### Written task
Please continue the passage about the dispute over Lord Templeman's 2008 will from where it stops.

### Passage provided
If a loved one forgets the reasons behind making a will, does this mean they lack testamentary capacity?

This was one of issues addressed in the case of Goss-Custard and another v Templeman and others [2018] EWHC 2476 (Ch). In March 2018, the first and second defendants brought an application for summary judgment, pronouncing against a will made in 2008 by legendary former law-lord, the late Lord Templeman. In response to the claimants’ application for the 2008 will to be favoured, they argued that it was invalid because the deceased lacked testamentary capacity. Master Shuman did not accept that the claimants had no real prospect of successfully establishing whether the deceased had the requisite testamentary capacity to make the 2008 will, so the defendants’ application was dismissed and the case is now being listed for trial in 2019.

Lord Templeman had two children (the second and third defendants) with his first wife (Margaret). Following Margaret’s death, he married his second wife (Sheila). During the second marriage, he executed the 2001 Will making the second and third defendants residual beneficiaries. He was Sheila’s third husband and Sheila had one child (deceased) from her first marriage and two step daughters (the claimants) from her second marriage – both her husbands had died when she married Lord Templeman. Shelia and Lord Templeman lived in Mellowstone, the matrimonial home from Sheila’s second marriage.

Lord Templeman made a number of wills, including a 2004 codicil to the 2001 will and the 2008 will. The defendants relied on evidence that, from 2006, his short term memory began to deteriorate.

Following Sheila’s death in 2008, the second claimant submitted that in a conversation with Lord Templeman, he stated that it was ‘not right’ that he (Lord Templeman) had inherited Mellowstone. It was the second claimant’s contention that it was Lord Templeman’s opinion that Mellowstone was the claimants’ childhood home and that it should pass to them upon his death. He would therefore instruct his solicitor to leave Mellowstone to the claimants. Following this conversation, the deceased executed the 2008 will.

### Data
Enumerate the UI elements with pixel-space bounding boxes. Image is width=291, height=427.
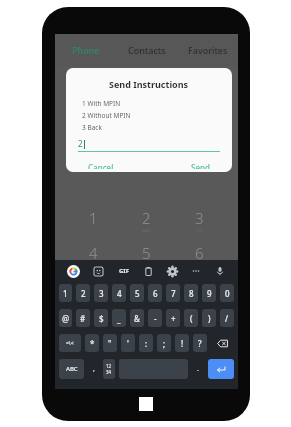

### Written reply
The second defendant submitted that the conversation relayed by the second claimant was impossible if Lord Templeman had remembered the 2004 codicil. Lord Templeman had created the 2004 codicil at the same time Sheila had created her 2004 will, and neither party left Mellowstone to the claimants. The second defendant stated this meant the issue was “game, set and match” and that the only necessary conclusion that could be drawn was that Lord Templeman lacked testamentary capacity at the time he made the 2008 will. The defendants argued that Lord Templeman had no good reason to make the 2008 will other than he was operating under an illusory belief that he was putting right a wrong that never existed.

Key Issues

This case contain several key issues, including that, if a loved one forgets the reasons behind making a will, this does not automatically mean they lack testamentary capacity. It also raised the question whether summary judgment should be granted in such a circumstance. Ultimately Master Shuman found the defendants were requesting the court to act in contravention of the civil procedure rules by requesting the court to conduct a trial. This case demonstrates that, when determining testamentary capacity, this can be a complex issue, even if one party believes the issues are simple or “game, set and match”.